Items listed in a dataset:
════════════════════

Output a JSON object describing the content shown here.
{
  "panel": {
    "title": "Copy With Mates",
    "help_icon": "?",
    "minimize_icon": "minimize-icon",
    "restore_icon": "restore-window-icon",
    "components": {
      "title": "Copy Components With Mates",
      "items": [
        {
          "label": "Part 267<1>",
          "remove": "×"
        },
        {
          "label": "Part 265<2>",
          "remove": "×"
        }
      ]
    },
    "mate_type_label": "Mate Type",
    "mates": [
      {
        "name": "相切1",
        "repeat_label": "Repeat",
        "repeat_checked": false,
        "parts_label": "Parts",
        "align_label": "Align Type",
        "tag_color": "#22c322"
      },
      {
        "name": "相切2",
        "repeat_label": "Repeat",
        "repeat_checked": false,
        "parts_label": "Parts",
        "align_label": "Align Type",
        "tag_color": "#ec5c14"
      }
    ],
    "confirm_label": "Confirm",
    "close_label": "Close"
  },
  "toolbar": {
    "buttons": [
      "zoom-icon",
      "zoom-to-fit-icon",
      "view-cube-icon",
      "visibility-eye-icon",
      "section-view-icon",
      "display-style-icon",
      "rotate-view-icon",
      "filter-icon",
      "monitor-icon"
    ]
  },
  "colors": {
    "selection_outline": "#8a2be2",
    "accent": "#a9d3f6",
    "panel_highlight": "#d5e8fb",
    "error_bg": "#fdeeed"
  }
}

════════════════════

**Task objective:** Print back all the lines verbatim.

**Response below:**
Output a JSON object describing the content shown here.
{
  "panel": {
    "title": "Copy With Mates",
    "help_icon": "?",
    "minimize_icon": "minimize-icon",
    "restore_icon": "restore-window-icon",
    "components": {
      "title": "Copy Components With Mates",
      "items": [
        {
          "label": "Part 267<1>",
          "remove": "×"
        },
        {
          "label": "Part 265<2>",
          "remove": "×"
        }
      ]
    },
    "mate_type_label": "Mate Type",
    "mates": [
      {
        "name": "相切1",
        "repeat_label": "Repeat",
        "repeat_checked": false,
        "parts_label": "Parts",
        "align_label": "Align Type",
        "tag_color": "#22c322"
      },
      {
        "name": "相切2",
        "repeat_label": "Repeat",
        "repeat_checked": false,
        "parts_label": "Parts",
        "align_label": "Align Type",
        "tag_color": "#ec5c14"
      }
    ],
    "confirm_label": "Confirm",
    "close_label": "Close"
  },
  "toolbar": {
    "buttons": [
      "zoom-icon",
      "zoom-to-fit-icon",
      "view-cube-icon",
      "visibility-eye-icon",
      "section-view-icon",
      "display-style-icon",
      "rotate-view-icon",
      "filter-icon",
      "monitor-icon"
    ]
  },
  "colors": {
    "selection_outline": "#8a2be2",
    "accent": "#a9d3f6",
    "panel_highlight": "#d5e8fb",
    "error_bg": "#fdeeed"
  }
}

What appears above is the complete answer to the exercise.